▶ [To do] Without omitting anything, return the records precisely as given.

══════

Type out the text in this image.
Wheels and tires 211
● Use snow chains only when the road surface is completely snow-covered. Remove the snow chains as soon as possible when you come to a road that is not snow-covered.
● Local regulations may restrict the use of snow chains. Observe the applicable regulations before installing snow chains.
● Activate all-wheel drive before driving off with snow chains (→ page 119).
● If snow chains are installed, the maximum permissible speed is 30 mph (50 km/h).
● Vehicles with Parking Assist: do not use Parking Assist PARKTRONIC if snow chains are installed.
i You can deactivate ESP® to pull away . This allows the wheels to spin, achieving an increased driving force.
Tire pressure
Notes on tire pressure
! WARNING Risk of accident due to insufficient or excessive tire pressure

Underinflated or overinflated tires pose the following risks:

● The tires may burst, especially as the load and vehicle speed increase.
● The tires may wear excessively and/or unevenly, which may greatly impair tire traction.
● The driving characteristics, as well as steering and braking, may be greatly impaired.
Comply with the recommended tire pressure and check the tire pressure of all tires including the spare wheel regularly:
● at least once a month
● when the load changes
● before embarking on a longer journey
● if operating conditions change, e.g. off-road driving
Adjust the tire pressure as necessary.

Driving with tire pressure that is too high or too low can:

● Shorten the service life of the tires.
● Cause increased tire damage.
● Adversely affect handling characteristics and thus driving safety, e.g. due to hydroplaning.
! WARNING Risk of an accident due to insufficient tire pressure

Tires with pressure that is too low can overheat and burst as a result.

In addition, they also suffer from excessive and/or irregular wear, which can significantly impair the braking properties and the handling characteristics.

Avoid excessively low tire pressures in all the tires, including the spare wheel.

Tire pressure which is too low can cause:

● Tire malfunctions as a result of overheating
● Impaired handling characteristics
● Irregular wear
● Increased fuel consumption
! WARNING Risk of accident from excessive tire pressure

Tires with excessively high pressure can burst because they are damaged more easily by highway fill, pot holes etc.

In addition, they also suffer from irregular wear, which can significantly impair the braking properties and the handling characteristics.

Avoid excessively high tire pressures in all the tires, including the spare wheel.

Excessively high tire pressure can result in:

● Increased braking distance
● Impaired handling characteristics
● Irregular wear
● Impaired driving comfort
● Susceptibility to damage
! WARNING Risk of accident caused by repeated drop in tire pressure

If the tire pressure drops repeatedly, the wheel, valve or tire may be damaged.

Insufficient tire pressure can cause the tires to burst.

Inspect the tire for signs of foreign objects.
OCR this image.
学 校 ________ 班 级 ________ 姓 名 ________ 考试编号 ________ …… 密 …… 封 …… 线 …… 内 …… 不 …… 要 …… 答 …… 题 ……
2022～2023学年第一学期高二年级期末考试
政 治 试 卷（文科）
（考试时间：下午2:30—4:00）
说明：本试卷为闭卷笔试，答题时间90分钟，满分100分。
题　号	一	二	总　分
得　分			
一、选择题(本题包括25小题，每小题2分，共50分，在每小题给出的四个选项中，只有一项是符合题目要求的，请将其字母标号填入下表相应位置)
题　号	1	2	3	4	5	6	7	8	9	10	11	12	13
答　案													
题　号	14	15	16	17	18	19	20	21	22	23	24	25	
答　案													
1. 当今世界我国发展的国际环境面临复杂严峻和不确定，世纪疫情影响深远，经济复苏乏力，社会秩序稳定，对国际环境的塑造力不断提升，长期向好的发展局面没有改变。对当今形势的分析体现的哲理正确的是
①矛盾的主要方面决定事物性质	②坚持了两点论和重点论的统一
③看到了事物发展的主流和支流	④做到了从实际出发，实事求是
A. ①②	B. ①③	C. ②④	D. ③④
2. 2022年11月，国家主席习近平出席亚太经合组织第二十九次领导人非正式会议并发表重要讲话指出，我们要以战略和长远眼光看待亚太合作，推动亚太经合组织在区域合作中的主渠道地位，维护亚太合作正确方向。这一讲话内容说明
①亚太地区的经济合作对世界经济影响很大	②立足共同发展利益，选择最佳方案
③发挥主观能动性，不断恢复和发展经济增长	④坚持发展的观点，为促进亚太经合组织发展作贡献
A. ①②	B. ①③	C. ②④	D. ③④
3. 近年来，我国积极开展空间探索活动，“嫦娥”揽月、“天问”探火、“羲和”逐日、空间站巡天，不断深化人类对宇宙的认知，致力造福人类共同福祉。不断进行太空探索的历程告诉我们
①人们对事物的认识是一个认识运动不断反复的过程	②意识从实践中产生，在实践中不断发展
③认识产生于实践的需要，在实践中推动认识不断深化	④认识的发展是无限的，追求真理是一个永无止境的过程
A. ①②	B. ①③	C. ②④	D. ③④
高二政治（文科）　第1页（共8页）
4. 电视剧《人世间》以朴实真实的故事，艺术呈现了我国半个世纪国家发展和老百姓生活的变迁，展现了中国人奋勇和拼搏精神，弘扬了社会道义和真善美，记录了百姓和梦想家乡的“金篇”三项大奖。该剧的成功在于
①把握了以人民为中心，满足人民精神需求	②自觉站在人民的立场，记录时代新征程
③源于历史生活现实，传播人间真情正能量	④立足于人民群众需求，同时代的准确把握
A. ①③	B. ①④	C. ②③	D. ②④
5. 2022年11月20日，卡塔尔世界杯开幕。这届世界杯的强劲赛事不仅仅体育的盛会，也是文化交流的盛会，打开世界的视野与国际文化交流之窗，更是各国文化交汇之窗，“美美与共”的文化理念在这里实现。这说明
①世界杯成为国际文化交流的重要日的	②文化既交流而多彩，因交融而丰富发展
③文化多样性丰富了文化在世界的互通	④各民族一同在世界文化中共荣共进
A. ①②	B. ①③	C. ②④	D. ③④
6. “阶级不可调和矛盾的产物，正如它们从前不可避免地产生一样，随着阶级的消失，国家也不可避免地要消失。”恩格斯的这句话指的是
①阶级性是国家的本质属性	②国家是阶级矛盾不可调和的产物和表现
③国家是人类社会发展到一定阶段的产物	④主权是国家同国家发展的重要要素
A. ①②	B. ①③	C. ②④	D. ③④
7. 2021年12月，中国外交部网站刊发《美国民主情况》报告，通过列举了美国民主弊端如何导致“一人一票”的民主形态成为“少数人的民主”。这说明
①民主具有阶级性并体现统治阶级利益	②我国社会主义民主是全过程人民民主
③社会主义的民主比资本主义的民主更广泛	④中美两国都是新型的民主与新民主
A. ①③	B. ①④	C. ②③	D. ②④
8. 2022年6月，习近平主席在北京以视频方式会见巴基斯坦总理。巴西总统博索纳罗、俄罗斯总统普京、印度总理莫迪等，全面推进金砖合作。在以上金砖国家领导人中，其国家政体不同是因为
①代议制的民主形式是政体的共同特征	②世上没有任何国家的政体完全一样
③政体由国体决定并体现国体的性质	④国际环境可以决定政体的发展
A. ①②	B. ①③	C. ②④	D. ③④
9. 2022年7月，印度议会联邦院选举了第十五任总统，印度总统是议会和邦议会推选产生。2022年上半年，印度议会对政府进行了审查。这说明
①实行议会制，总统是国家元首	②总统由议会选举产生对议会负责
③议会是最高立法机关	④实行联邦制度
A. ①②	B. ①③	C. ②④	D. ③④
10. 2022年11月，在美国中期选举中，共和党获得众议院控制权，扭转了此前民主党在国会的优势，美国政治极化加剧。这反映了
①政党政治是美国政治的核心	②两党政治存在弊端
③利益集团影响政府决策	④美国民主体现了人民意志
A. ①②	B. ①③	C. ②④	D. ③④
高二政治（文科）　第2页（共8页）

══════

▶ [Complete response]
Type out the text in this image.
Wheels and tires 211
● Use snow chains only when the road surface is completely snow-covered. Remove the snow chains as soon as possible when you come to a road that is not snow-covered.
● Local regulations may restrict the use of snow chains. Observe the applicable regulations before installing snow chains.
● Activate all-wheel drive before driving off with snow chains (→ page 119).
● If snow chains are installed, the maximum permissible speed is 30 mph (50 km/h).
● Vehicles with Parking Assist: do not use Parking Assist PARKTRONIC if snow chains are installed.
i You can deactivate ESP® to pull away . This allows the wheels to spin, achieving an increased driving force.
Tire pressure
Notes on tire pressure
! WARNING Risk of accident due to insufficient or excessive tire pressure

Underinflated or overinflated tires pose the following risks:

● The tires may burst, especially as the load and vehicle speed increase.
● The tires may wear excessively and/or unevenly, which may greatly impair tire traction.
● The driving characteristics, as well as steering and braking, may be greatly impaired.
Comply with the recommended tire pressure and check the tire pressure of all tires including the spare wheel regularly:
● at least once a month
● when the load changes
● before embarking on a longer journey
● if operating conditions change, e.g. off-road driving
Adjust the tire pressure as necessary.

Driving with tire pressure that is too high or too low can:

● Shorten the service life of the tires.
● Cause increased tire damage.
● Adversely affect handling characteristics and thus driving safety, e.g. due to hydroplaning.
! WARNING Risk of an accident due to insufficient tire pressure

Tires with pressure that is too low can overheat and burst as a result.

In addition, they also suffer from excessive and/or irregular wear, which can significantly impair the braking properties and the handling characteristics.

Avoid excessively low tire pressures in all the tires, including the spare wheel.

Tire pressure which is too low can cause:

● Tire malfunctions as a result of overheating
● Impaired handling characteristics
● Irregular wear
● Increased fuel consumption
! WARNING Risk of accident from excessive tire pressure

Tires with excessively high pressure can burst because they are damaged more easily by highway fill, pot holes etc.

In addition, they also suffer from irregular wear, which can significantly impair the braking properties and the handling characteristics.

Avoid excessively high tire pressures in all the tires, including the spare wheel.

Excessively high tire pressure can result in:

● Increased braking distance
● Impaired handling characteristics
● Irregular wear
● Impaired driving comfort
● Susceptibility to damage
! WARNING Risk of accident caused by repeated drop in tire pressure

If the tire pressure drops repeatedly, the wheel, valve or tire may be damaged.

Insufficient tire pressure can cause the tires to burst.

Inspect the tire for signs of foreign objects.
OCR this image.
学 校 ________ 班 级 ________ 姓 名 ________ 考试编号 ________ …… 密 …… 封 …… 线 …… 内 …… 不 …… 要 …… 答 …… 题 ……
2022～2023学年第一学期高二年级期末考试
政 治 试 卷（文科）
（考试时间：下午2:30—4:00）
说明：本试卷为闭卷笔试，答题时间90分钟，满分100分。
题　号	一	二	总　分
得　分			
一、选择题(本题包括25小题，每小题2分，共50分，在每小题给出的四个选项中，只有一项是符合题目要求的，请将其字母标号填入下表相应位置)
题　号	1	2	3	4	5	6	7	8	9	10	11	12	13
答　案													
题　号	14	15	16	17	18	19	20	21	22	23	24	25	
答　案													
1. 当今世界我国发展的国际环境面临复杂严峻和不确定，世纪疫情影响深远，经济复苏乏力，社会秩序稳定，对国际环境的塑造力不断提升，长期向好的发展局面没有改变。对当今形势的分析体现的哲理正确的是
①矛盾的主要方面决定事物性质	②坚持了两点论和重点论的统一
③看到了事物发展的主流和支流	④做到了从实际出发，实事求是
A. ①②	B. ①③	C. ②④	D. ③④
2. 2022年11月，国家主席习近平出席亚太经合组织第二十九次领导人非正式会议并发表重要讲话指出，我们要以战略和长远眼光看待亚太合作，推动亚太经合组织在区域合作中的主渠道地位，维护亚太合作正确方向。这一讲话内容说明
①亚太地区的经济合作对世界经济影响很大	②立足共同发展利益，选择最佳方案
③发挥主观能动性，不断恢复和发展经济增长	④坚持发展的观点，为促进亚太经合组织发展作贡献
A. ①②	B. ①③	C. ②④	D. ③④
3. 近年来，我国积极开展空间探索活动，“嫦娥”揽月、“天问”探火、“羲和”逐日、空间站巡天，不断深化人类对宇宙的认知，致力造福人类共同福祉。不断进行太空探索的历程告诉我们
①人们对事物的认识是一个认识运动不断反复的过程	②意识从实践中产生，在实践中不断发展
③认识产生于实践的需要，在实践中推动认识不断深化	④认识的发展是无限的，追求真理是一个永无止境的过程
A. ①②	B. ①③	C. ②④	D. ③④
高二政治（文科）　第1页（共8页）
4. 电视剧《人世间》以朴实真实的故事，艺术呈现了我国半个世纪国家发展和老百姓生活的变迁，展现了中国人奋勇和拼搏精神，弘扬了社会道义和真善美，记录了百姓和梦想家乡的“金篇”三项大奖。该剧的成功在于
①把握了以人民为中心，满足人民精神需求	②自觉站在人民的立场，记录时代新征程
③源于历史生活现实，传播人间真情正能量	④立足于人民群众需求，同时代的准确把握
A. ①③	B. ①④	C. ②③	D. ②④
5. 2022年11月20日，卡塔尔世界杯开幕。这届世界杯的强劲赛事不仅仅体育的盛会，也是文化交流的盛会，打开世界的视野与国际文化交流之窗，更是各国文化交汇之窗，“美美与共”的文化理念在这里实现。这说明
①世界杯成为国际文化交流的重要日的	②文化既交流而多彩，因交融而丰富发展
③文化多样性丰富了文化在世界的互通	④各民族一同在世界文化中共荣共进
A. ①②	B. ①③	C. ②④	D. ③④
6. “阶级不可调和矛盾的产物，正如它们从前不可避免地产生一样，随着阶级的消失，国家也不可避免地要消失。”恩格斯的这句话指的是
①阶级性是国家的本质属性	②国家是阶级矛盾不可调和的产物和表现
③国家是人类社会发展到一定阶段的产物	④主权是国家同国家发展的重要要素
A. ①②	B. ①③	C. ②④	D. ③④
7. 2021年12月，中国外交部网站刊发《美国民主情况》报告，通过列举了美国民主弊端如何导致“一人一票”的民主形态成为“少数人的民主”。这说明
①民主具有阶级性并体现统治阶级利益	②我国社会主义民主是全过程人民民主
③社会主义的民主比资本主义的民主更广泛	④中美两国都是新型的民主与新民主
A. ①③	B. ①④	C. ②③	D. ②④
8. 2022年6月，习近平主席在北京以视频方式会见巴基斯坦总理。巴西总统博索纳罗、俄罗斯总统普京、印度总理莫迪等，全面推进金砖合作。在以上金砖国家领导人中，其国家政体不同是因为
①代议制的民主形式是政体的共同特征	②世上没有任何国家的政体完全一样
③政体由国体决定并体现国体的性质	④国际环境可以决定政体的发展
A. ①②	B. ①③	C. ②④	D. ③④
9. 2022年7月，印度议会联邦院选举了第十五任总统，印度总统是议会和邦议会推选产生。2022年上半年，印度议会对政府进行了审查。这说明
①实行议会制，总统是国家元首	②总统由议会选举产生对议会负责
③议会是最高立法机关	④实行联邦制度
A. ①②	B. ①③	C. ②④	D. ③④
10. 2022年11月，在美国中期选举中，共和党获得众议院控制权，扭转了此前民主党在国会的优势，美国政治极化加剧。这反映了
①政党政治是美国政治的核心	②两党政治存在弊端
③利益集团影响政府决策	④美国民主体现了人民意志
A. ①②	B. ①③	C. ②④	D. ③④
高二政治（文科）　第2页（共8页）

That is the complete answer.